■ **The request**: Present every line in which the string "rows" appears.

■ **Exercise data**:
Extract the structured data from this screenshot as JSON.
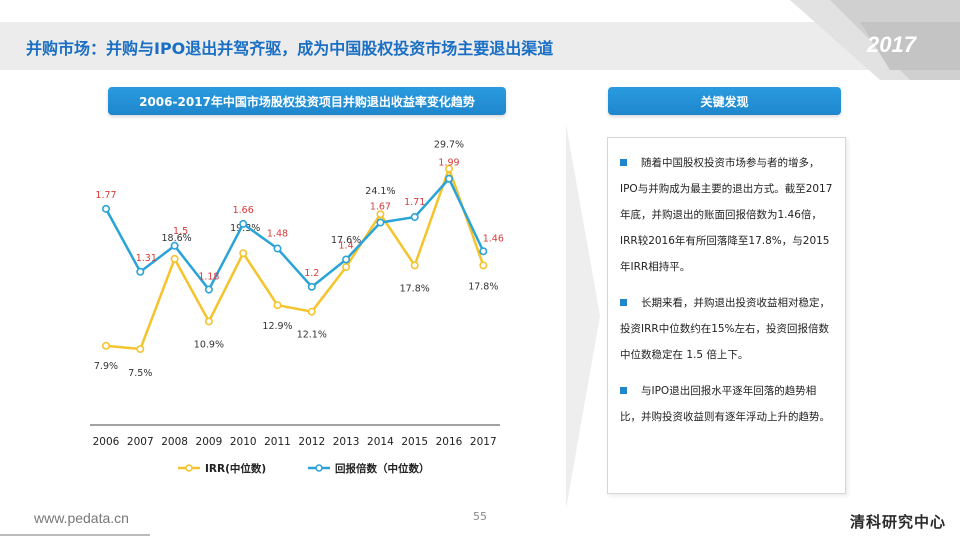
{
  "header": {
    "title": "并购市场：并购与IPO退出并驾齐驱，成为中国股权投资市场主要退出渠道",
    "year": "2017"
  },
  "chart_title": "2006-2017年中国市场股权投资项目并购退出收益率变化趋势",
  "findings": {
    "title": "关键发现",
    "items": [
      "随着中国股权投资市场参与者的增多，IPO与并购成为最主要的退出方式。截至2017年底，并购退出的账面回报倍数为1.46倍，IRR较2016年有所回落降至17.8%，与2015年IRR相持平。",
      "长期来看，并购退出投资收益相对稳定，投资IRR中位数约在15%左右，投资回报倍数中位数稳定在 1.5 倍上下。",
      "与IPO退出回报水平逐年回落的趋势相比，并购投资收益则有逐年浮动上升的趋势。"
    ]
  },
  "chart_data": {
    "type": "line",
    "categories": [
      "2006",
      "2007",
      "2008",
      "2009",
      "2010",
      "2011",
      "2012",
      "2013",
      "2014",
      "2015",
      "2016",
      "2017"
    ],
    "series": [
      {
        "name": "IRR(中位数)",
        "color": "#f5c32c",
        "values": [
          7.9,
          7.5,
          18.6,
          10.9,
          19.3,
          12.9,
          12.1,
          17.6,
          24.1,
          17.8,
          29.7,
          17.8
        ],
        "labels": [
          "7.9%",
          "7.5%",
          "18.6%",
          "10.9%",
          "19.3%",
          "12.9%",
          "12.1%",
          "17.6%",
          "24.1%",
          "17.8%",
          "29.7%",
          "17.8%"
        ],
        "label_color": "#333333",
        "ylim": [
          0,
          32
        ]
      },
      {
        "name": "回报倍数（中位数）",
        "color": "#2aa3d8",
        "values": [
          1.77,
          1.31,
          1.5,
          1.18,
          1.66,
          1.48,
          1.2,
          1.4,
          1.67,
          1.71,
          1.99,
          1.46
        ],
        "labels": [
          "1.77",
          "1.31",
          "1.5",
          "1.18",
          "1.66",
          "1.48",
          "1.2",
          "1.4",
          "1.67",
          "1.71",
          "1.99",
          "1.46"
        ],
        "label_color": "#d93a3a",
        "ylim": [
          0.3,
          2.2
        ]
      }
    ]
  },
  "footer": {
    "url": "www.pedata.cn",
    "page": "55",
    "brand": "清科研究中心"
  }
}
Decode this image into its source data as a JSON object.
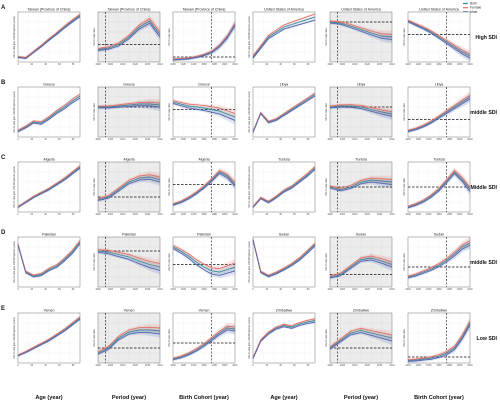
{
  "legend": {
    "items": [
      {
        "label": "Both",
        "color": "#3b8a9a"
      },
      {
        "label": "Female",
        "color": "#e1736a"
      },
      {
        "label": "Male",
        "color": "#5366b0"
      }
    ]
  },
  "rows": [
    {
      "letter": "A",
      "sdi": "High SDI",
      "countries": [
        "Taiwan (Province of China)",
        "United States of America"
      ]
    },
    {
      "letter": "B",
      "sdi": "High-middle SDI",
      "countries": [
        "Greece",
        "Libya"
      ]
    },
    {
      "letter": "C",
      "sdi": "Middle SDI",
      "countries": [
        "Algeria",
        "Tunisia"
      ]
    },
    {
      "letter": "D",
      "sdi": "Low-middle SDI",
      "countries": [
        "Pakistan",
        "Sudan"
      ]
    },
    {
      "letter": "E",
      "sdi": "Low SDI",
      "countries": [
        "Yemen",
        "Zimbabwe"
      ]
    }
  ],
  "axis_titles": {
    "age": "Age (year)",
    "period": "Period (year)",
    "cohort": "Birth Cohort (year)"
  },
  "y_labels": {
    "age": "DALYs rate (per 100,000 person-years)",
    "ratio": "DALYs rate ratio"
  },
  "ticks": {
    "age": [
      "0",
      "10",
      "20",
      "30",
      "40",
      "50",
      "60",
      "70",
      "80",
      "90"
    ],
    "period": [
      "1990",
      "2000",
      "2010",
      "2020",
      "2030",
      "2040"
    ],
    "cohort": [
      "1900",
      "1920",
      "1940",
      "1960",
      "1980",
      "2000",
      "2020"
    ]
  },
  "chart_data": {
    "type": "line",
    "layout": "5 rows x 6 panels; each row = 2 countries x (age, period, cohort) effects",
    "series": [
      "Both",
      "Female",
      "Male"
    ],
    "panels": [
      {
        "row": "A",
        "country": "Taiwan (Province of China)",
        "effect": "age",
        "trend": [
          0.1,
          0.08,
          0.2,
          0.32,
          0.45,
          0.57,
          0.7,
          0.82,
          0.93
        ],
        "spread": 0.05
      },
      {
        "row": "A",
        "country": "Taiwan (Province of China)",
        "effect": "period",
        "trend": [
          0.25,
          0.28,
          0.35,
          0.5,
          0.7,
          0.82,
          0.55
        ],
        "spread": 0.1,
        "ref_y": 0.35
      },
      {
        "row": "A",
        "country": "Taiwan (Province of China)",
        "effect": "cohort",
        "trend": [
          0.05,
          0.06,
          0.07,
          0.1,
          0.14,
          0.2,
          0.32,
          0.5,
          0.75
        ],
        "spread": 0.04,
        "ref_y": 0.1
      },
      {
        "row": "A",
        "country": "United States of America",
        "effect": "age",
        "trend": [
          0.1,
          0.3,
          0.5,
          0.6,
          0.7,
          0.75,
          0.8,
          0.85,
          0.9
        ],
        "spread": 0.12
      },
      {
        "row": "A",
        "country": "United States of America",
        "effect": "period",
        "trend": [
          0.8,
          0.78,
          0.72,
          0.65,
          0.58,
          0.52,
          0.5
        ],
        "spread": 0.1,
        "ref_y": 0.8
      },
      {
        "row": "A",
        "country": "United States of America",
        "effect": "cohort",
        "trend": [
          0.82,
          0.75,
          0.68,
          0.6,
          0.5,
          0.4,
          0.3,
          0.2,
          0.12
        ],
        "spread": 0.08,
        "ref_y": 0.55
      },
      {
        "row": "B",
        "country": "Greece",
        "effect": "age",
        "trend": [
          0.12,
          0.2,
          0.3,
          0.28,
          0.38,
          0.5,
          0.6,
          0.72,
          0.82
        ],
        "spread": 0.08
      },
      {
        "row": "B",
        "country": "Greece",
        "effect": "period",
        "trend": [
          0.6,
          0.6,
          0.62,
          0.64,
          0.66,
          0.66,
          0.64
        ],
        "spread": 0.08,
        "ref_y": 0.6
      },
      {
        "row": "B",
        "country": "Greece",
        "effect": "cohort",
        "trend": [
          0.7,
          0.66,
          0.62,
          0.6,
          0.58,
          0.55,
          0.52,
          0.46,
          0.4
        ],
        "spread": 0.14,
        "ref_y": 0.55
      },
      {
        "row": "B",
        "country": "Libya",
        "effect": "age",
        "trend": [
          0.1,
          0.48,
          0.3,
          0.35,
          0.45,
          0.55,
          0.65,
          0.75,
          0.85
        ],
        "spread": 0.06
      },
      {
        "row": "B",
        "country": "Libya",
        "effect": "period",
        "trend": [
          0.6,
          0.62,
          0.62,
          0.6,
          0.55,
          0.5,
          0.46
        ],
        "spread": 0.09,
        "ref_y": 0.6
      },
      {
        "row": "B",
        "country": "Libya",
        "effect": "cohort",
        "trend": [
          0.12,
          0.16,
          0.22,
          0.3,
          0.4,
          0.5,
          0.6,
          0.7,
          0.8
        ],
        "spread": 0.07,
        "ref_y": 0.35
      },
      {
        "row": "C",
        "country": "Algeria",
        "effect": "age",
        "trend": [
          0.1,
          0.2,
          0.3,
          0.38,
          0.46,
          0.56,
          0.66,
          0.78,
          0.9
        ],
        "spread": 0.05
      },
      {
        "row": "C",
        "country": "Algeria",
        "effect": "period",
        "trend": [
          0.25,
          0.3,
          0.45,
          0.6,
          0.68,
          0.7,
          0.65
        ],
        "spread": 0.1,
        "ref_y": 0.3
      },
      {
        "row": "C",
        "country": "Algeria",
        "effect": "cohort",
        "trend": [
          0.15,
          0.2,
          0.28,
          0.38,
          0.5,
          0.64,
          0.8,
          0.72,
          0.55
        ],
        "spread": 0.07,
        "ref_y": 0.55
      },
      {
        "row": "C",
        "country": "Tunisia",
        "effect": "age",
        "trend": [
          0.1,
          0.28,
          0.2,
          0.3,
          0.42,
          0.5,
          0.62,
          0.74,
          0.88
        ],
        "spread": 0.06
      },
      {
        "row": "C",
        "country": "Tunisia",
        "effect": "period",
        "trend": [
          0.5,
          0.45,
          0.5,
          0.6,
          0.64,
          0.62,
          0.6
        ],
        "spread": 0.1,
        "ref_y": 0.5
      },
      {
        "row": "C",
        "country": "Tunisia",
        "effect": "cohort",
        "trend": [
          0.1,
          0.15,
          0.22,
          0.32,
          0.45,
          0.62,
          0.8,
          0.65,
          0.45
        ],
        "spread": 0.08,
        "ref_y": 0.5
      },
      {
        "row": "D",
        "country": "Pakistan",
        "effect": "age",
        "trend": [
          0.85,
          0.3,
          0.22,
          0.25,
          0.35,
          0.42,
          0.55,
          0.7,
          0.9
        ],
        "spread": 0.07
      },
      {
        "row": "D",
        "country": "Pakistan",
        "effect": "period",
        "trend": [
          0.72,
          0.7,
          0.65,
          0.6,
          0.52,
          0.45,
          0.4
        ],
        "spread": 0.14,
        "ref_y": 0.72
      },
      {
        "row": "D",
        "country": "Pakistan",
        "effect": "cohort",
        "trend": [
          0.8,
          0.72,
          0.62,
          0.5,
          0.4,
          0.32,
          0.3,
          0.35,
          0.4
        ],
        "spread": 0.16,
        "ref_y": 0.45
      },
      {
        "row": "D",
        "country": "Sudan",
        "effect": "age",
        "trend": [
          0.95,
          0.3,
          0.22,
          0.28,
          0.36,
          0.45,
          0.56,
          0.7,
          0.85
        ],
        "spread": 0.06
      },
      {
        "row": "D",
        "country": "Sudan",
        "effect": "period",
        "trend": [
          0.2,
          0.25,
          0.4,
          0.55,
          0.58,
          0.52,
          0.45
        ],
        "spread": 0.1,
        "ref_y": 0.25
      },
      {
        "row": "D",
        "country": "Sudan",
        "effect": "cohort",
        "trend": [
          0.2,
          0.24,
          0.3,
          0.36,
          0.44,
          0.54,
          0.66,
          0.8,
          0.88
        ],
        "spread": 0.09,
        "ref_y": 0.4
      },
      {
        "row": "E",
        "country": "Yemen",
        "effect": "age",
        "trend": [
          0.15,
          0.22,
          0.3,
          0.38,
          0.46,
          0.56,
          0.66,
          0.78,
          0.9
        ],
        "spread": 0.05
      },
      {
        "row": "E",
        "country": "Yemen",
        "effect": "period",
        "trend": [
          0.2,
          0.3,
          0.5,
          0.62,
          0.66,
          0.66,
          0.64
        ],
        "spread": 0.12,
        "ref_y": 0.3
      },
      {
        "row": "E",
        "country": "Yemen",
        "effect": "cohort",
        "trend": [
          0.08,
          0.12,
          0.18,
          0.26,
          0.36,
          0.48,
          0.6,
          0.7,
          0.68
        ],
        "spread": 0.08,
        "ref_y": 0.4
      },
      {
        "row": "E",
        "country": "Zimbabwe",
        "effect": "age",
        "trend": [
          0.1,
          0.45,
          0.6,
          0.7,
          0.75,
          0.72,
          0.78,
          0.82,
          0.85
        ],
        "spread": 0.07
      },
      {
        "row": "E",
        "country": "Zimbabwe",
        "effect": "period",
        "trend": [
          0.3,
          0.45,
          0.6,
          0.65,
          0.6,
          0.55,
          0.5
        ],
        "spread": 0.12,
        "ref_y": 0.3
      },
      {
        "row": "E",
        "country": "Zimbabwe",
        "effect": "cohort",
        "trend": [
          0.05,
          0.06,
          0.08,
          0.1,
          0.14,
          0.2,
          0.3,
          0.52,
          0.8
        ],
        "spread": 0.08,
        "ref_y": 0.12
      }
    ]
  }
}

■ **Correct output**:
  "rows": [
    "layout": "5 rows x 6 panels; each row = 2 countries x (age, period, cohort) effects",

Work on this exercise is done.